*Set exercise*: Find the lines containing the word "image" and copy every one of them.

- - - - - - -

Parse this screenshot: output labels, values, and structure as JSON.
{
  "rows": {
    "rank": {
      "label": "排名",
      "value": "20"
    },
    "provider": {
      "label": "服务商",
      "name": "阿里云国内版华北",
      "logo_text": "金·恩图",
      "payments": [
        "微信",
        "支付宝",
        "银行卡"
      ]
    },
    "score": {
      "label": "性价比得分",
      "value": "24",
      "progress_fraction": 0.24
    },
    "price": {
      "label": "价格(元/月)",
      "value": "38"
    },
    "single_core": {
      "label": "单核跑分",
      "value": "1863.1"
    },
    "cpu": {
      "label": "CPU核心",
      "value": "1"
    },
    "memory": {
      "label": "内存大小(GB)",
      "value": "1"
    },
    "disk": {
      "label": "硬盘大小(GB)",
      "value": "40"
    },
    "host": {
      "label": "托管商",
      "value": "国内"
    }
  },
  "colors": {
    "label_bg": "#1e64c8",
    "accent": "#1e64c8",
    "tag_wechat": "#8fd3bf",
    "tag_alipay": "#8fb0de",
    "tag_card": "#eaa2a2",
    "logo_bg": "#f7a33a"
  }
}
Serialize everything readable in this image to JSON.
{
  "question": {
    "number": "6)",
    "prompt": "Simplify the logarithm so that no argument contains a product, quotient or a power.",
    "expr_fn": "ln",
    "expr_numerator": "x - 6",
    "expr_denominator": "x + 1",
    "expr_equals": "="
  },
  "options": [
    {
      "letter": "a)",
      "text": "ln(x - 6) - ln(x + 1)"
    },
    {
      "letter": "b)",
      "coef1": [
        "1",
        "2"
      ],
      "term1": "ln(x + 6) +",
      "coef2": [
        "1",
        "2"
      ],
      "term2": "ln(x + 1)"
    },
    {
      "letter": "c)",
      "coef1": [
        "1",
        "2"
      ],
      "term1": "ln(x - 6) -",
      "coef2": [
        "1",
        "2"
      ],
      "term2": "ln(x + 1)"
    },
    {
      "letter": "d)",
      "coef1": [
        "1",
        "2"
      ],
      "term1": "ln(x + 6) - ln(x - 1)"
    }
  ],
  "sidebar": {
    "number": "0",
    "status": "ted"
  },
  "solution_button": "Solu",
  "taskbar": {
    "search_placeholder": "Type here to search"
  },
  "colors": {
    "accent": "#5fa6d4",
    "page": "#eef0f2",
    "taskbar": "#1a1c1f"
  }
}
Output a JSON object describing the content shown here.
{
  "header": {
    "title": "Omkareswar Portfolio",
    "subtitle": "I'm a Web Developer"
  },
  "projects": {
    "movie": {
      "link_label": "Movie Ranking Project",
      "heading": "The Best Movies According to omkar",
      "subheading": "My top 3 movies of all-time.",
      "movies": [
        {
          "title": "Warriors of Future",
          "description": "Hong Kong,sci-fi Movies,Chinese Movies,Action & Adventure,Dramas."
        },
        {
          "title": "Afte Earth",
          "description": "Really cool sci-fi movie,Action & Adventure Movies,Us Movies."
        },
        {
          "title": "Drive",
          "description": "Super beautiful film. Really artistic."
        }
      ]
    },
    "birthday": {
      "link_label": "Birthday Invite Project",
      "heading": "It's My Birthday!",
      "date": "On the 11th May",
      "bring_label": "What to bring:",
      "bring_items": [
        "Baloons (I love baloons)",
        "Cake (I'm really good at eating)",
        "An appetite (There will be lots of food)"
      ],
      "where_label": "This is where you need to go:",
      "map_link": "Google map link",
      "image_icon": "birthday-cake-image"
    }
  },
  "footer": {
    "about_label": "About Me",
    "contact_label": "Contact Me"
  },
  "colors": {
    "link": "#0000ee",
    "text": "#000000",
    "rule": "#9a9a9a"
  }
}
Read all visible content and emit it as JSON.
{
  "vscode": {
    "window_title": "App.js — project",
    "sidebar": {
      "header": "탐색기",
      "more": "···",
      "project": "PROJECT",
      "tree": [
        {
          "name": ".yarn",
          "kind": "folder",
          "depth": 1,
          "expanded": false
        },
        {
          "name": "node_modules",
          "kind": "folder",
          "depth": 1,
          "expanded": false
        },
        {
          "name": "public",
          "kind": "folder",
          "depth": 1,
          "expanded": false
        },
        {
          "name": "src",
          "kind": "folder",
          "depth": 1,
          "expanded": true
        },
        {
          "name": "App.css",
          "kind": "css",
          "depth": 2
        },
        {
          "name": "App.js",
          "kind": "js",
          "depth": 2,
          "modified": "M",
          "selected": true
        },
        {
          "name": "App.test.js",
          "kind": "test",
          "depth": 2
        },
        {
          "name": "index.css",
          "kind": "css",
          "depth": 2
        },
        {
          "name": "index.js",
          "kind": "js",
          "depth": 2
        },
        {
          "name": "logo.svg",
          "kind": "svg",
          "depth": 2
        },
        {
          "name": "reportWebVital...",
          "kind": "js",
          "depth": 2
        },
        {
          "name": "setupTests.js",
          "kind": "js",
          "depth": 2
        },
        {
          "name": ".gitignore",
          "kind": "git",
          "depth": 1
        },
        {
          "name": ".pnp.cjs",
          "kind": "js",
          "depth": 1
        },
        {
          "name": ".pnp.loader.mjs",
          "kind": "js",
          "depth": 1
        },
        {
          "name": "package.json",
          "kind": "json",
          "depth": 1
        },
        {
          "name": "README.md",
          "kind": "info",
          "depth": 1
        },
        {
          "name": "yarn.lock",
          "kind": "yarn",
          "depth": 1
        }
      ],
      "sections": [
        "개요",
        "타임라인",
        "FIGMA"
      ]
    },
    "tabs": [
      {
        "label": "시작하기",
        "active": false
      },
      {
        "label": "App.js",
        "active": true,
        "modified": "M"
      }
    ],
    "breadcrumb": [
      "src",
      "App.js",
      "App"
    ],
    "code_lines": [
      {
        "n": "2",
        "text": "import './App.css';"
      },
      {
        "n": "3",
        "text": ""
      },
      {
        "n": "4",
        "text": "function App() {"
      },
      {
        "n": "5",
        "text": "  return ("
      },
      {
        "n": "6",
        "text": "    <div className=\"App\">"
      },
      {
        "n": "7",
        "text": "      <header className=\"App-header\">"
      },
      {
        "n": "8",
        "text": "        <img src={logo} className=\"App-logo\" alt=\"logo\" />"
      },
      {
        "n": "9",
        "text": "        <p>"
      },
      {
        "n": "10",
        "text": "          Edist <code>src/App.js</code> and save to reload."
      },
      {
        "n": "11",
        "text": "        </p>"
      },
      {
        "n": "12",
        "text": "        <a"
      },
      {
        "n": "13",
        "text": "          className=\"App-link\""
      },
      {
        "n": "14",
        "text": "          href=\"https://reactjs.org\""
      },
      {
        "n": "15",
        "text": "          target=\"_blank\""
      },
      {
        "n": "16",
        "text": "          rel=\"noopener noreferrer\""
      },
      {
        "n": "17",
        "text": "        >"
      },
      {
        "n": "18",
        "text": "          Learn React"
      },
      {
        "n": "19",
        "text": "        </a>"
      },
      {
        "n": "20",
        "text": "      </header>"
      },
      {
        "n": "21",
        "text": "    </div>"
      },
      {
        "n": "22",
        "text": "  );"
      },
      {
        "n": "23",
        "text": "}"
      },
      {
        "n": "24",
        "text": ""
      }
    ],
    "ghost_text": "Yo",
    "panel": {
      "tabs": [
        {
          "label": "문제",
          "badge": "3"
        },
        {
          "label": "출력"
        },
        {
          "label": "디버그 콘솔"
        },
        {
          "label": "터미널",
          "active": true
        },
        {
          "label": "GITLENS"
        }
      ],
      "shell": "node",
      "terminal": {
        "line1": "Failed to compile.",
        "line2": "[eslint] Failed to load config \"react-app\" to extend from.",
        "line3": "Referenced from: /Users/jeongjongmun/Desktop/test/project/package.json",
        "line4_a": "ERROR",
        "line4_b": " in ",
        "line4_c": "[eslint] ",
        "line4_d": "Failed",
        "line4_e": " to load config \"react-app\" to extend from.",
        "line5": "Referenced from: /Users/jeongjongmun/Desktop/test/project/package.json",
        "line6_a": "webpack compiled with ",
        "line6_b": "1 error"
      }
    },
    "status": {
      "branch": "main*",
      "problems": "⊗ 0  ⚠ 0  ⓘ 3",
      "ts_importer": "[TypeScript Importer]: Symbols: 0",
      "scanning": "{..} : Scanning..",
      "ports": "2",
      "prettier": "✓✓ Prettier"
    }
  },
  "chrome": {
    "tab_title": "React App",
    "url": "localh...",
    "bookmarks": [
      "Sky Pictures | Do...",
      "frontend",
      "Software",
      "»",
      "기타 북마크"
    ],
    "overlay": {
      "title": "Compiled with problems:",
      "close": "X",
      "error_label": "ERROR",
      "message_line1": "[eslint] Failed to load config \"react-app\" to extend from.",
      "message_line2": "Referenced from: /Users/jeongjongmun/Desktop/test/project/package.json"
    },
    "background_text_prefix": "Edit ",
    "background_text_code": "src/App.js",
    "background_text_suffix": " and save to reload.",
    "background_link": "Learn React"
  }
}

- - - - - - -

*Output for this task*:
Serialize everything readable in this image to JSON.
      "image_icon": "birthday-cake-image"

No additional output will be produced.